Text passage:
****************

The fact that Marx had an R.N. background, she says, turned out to be a “double bonus” for the hospital's leaders. According to Marx, the priority for Methodist's executive leadership was to implement nursing implementation as a facilitator to improved patient safety and care quality, a strategic goal for the organization. “And now,” she says, “Jason (Aranda) and I have forged what I think is a unique and collaborative relationship” in those efforts.

The Marx-Aranda relationship is actually just one leg of a three-legged stool, which also includes Carolyn Tadeja, R.N., the hospital's vice president and chief nursing officer (CNO). Tadeja agrees with the widely-held contention that the CIO-CNO relationship is a critical foundation for the success of clinical IS implementations, including the EMR, the eMAR (electronic medication administration record), nursing documentation, pharmacy, and virtually all other significant clinical implementations. “You can't implement an EMR without having full buy-in and cooperation from nursing, both from the clinical side of it, and from the IS side,” Tadeja says.

****************

Apply what you read:
- a) Answer each question from the passage on Methodist's clinical leadership:
(i) What did Marx's R.N. background turn out to be for the hospital's leaders?
(ii) What position does Carolyn Tadeja hold at the hospital?
(iii) What does eMAR stand for?
- b) Carry on the passage on Methodist's clinical leadership from its last sentence.
The items are separate material, apart from the passage on Methodist's clinical leadership.

****************

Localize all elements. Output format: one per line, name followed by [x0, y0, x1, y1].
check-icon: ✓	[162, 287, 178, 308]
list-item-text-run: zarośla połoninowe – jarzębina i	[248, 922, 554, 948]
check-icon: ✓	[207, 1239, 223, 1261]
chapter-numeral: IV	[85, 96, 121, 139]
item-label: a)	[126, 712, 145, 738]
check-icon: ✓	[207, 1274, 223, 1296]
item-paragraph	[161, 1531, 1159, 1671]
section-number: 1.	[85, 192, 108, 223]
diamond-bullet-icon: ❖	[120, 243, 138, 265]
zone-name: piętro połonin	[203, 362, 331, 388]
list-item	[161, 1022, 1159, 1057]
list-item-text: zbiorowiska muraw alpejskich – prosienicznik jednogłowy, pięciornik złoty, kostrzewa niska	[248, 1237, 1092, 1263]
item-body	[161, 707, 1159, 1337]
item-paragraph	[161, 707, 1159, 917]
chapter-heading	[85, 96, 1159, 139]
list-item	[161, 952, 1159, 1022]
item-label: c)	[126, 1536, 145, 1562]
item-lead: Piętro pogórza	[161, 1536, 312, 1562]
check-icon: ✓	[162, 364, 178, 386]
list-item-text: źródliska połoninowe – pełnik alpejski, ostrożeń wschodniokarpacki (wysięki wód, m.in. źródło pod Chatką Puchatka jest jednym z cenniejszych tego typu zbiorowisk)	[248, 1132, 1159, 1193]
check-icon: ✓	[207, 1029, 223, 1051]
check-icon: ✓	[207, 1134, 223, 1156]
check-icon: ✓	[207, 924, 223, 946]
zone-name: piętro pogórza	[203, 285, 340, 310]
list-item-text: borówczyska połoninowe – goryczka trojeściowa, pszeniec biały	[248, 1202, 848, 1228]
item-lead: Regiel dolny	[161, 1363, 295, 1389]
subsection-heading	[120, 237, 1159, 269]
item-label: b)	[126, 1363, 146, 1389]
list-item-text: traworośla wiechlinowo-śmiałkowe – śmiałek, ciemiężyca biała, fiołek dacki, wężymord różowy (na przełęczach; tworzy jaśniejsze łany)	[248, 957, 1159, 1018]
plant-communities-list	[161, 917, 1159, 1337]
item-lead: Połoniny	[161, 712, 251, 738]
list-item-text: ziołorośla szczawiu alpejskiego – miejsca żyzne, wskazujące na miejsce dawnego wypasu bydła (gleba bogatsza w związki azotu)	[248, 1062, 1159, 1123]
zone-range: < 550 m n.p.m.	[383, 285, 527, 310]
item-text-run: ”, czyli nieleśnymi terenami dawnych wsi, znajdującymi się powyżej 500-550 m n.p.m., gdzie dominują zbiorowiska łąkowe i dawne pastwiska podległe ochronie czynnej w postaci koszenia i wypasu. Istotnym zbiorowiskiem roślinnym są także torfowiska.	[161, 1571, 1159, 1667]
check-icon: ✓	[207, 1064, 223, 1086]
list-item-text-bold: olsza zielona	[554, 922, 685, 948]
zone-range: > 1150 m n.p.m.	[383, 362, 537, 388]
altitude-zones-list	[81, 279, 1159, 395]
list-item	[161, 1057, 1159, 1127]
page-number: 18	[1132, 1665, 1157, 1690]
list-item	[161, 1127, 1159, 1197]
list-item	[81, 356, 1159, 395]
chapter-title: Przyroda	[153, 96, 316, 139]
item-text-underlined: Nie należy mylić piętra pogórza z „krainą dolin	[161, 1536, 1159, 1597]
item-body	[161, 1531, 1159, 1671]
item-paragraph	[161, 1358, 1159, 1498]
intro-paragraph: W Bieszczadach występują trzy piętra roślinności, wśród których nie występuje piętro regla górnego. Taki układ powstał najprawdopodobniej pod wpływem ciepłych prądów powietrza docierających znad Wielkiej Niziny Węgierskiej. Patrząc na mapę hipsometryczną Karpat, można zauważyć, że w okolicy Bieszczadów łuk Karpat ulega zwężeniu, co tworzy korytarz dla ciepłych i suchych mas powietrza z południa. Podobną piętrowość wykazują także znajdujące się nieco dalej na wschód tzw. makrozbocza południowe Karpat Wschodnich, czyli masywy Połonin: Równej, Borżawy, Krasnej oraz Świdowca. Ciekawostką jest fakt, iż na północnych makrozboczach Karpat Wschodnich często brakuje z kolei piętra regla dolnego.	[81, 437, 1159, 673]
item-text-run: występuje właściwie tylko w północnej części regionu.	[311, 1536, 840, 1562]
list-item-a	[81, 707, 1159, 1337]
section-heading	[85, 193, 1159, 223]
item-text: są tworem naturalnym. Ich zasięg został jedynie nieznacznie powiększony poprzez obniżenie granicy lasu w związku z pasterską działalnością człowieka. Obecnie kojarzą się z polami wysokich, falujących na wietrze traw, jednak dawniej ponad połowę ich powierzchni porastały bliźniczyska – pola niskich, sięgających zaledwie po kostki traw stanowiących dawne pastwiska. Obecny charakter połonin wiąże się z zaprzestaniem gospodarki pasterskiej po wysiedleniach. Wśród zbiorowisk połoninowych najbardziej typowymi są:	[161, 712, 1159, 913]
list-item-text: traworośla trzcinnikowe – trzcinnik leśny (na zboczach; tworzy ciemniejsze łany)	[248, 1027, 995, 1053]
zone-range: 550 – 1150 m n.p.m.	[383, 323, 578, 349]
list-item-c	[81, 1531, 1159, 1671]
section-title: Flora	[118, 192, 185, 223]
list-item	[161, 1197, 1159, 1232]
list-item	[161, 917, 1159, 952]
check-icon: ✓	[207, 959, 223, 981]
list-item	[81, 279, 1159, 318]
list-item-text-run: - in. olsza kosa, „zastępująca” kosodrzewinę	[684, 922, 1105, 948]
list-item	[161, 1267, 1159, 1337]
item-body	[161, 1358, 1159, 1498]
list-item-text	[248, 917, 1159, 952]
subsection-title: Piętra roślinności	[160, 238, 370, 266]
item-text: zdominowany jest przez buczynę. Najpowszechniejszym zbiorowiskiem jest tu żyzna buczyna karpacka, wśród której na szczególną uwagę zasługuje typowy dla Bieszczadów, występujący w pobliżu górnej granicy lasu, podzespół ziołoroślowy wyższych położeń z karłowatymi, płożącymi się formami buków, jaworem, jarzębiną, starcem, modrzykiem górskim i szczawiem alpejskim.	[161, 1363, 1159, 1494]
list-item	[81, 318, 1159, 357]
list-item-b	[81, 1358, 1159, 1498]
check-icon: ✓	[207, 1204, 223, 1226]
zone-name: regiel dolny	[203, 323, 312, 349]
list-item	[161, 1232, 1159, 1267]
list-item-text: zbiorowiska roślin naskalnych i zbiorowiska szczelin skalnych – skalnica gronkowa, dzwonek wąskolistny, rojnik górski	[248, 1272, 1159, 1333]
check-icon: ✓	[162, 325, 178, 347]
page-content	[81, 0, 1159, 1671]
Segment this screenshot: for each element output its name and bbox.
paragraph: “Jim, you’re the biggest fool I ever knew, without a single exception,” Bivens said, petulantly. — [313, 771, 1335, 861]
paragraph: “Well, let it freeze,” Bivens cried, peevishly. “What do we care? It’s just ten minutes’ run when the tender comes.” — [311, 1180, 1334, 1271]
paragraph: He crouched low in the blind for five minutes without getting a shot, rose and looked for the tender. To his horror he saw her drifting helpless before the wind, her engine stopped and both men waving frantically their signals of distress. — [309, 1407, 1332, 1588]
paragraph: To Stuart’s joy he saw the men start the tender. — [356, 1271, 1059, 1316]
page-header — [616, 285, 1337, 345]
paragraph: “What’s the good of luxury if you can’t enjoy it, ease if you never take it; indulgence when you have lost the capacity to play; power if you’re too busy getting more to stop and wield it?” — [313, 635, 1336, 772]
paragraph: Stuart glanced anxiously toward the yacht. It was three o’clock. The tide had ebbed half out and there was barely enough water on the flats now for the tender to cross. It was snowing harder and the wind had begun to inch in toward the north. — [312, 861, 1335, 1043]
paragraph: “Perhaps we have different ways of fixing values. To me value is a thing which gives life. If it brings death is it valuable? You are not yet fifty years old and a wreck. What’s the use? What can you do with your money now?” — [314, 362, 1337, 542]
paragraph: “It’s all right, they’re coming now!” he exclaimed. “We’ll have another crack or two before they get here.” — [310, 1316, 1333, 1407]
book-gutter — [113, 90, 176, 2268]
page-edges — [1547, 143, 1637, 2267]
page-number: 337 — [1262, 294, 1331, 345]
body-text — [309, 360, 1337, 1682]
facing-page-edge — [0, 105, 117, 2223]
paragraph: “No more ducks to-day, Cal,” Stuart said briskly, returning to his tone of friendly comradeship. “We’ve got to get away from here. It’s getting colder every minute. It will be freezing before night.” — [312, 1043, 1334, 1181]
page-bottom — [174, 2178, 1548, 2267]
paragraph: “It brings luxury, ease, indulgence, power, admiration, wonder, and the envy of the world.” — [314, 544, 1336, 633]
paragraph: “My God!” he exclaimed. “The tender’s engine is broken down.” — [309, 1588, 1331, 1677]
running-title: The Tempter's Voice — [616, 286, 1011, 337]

****************

Answer section:
- a)
(i) A "double bonus"
(ii) Vice president and chief nursing officer (CNO)
(iii) Electronic medication administration record

- b)
Interestingly, the fact that Aranda reports to Tadeja, with a dotted-line relationship to Marx — an arrangement the reverse of most CNIO-CIO relationships — seems to work well for all those involved. “We say, as a joke, that I report to nursing, but live with IT,” Aranda says. But more seriously, he says, it depends on the dynamics and culture of the organization as to whether a solid-line relationship should be between an organization's CNIO and CIO, or CNIO and CNO. Aranda, Marx, and Tadeja agree that it could go either way, but however that position is structured, the senior clinical informatics executive needs to be functioning as a bridge between nursing and IT (see “Clinical Informatics' New Fast Lane” sidebar). All three agree that their relationships have been key to their organization's successes, particularly as they've implemented and revamped a large number of nursing documentation elements in the system, piloting them first on individual units, and assessing them at every turn.

CIO-CNO seen as key nexus

Nationwide, CIOs are in consensus: the success of large IT implementations will depend not only on the willingness of floor nurses to accept new technology, but also on the strength of the IS-nursing executive management connection. As at Methodist Hospital of Southern California, CIOs across the country are finding that getting CNOs and other top nursing executives to take ownership of clinical information systems initiatives is no longer a luxury, but a necessity.

Ann Scanlon McGinity, Ph.D., R.N.

Ann Scanlon McGinity, Ph.D., R.N.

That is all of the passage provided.